BEGIN Working data

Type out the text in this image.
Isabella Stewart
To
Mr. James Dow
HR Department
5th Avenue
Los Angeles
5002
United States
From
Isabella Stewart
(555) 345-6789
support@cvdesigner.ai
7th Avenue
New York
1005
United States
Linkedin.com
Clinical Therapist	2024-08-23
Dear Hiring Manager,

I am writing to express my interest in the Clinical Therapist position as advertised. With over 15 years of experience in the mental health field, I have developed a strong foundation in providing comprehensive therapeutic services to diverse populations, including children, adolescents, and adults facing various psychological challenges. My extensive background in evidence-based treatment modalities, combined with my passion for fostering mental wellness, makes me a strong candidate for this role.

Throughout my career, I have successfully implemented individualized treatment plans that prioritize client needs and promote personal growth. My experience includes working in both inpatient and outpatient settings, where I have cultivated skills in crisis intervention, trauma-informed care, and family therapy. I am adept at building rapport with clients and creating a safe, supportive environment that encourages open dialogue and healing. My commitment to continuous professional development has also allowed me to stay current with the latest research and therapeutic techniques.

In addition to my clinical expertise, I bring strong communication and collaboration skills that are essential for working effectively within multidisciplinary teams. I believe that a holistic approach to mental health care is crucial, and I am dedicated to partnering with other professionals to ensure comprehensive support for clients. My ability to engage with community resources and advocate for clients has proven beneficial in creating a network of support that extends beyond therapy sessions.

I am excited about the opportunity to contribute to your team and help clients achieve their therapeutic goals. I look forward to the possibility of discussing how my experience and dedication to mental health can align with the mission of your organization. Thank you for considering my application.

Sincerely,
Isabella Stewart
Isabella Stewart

END Working data

== What is asked ==
Retype every record above exactly as it appears.

== Task output ==
Type out the text in this image.
Isabella Stewart
To
Mr. James Dow
HR Department
5th Avenue
Los Angeles
5002
United States
From
Isabella Stewart
(555) 345-6789
support@cvdesigner.ai
7th Avenue
New York
1005
United States
Linkedin.com
Clinical Therapist	2024-08-23
Dear Hiring Manager,

I am writing to express my interest in the Clinical Therapist position as advertised. With over 15 years of experience in the mental health field, I have developed a strong foundation in providing comprehensive therapeutic services to diverse populations, including children, adolescents, and adults facing various psychological challenges. My extensive background in evidence-based treatment modalities, combined with my passion for fostering mental wellness, makes me a strong candidate for this role.

Throughout my career, I have successfully implemented individualized treatment plans that prioritize client needs and promote personal growth. My experience includes working in both inpatient and outpatient settings, where I have cultivated skills in crisis intervention, trauma-informed care, and family therapy. I am adept at building rapport with clients and creating a safe, supportive environment that encourages open dialogue and healing. My commitment to continuous professional development has also allowed me to stay current with the latest research and therapeutic techniques.

In addition to my clinical expertise, I bring strong communication and collaboration skills that are essential for working effectively within multidisciplinary teams. I believe that a holistic approach to mental health care is crucial, and I am dedicated to partnering with other professionals to ensure comprehensive support for clients. My ability to engage with community resources and advocate for clients has proven beneficial in creating a network of support that extends beyond therapy sessions.

I am excited about the opportunity to contribute to your team and help clients achieve their therapeutic goals. I look forward to the possibility of discussing how my experience and dedication to mental health can align with the mission of your organization. Thank you for considering my application.

Sincerely,
Isabella Stewart
Isabella Stewart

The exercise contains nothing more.